_Set task_
Reproduce the lines from the first one through the line holding "heart-outline-icon[interactable] [1066, 628, 1116, 674]", inclusive.

(Element and coordinate lines)
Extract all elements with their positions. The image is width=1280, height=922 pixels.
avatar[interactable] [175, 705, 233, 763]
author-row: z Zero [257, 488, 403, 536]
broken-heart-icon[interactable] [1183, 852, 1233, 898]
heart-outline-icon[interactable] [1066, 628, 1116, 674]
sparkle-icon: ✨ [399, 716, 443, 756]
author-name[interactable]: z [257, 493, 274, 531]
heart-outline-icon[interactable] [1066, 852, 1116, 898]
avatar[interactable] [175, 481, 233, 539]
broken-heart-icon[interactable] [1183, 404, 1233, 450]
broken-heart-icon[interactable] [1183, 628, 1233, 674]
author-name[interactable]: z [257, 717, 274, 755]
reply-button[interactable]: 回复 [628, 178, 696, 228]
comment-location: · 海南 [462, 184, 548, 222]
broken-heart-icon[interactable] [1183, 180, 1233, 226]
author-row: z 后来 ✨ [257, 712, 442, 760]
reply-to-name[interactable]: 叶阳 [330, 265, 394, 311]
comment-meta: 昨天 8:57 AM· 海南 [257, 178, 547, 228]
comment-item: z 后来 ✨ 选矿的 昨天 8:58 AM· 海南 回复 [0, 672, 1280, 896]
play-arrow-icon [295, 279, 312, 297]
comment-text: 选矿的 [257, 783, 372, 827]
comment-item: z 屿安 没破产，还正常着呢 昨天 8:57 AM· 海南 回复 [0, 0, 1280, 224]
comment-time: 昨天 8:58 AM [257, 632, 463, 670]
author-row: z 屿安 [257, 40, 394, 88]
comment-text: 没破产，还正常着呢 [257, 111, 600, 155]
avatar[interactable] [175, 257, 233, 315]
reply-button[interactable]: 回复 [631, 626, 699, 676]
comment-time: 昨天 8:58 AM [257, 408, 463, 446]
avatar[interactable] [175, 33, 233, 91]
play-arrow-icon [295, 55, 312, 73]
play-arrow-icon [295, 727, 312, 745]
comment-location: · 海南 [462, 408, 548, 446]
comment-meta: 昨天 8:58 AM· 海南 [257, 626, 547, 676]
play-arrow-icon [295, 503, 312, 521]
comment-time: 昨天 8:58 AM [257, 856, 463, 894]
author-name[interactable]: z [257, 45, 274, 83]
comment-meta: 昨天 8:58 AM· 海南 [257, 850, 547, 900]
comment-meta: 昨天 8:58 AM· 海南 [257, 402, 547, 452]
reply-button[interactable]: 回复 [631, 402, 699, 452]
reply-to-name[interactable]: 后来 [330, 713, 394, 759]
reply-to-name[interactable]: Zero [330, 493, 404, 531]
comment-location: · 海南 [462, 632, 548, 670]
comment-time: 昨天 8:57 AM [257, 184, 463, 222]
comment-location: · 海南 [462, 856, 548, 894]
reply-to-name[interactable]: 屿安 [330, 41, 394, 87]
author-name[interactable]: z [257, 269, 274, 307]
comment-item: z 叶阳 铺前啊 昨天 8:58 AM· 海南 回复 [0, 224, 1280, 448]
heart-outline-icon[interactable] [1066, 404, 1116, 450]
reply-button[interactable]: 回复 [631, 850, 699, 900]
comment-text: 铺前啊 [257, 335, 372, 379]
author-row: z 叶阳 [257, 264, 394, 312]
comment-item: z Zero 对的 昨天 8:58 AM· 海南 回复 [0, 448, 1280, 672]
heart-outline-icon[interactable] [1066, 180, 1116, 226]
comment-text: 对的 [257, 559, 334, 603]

_Full solution_
Extract all elements with their positions. The image is width=1280, height=922 pixels.
avatar[interactable] [175, 705, 233, 763]
author-row: z Zero [257, 488, 403, 536]
broken-heart-icon[interactable] [1183, 852, 1233, 898]
heart-outline-icon[interactable] [1066, 628, 1116, 674]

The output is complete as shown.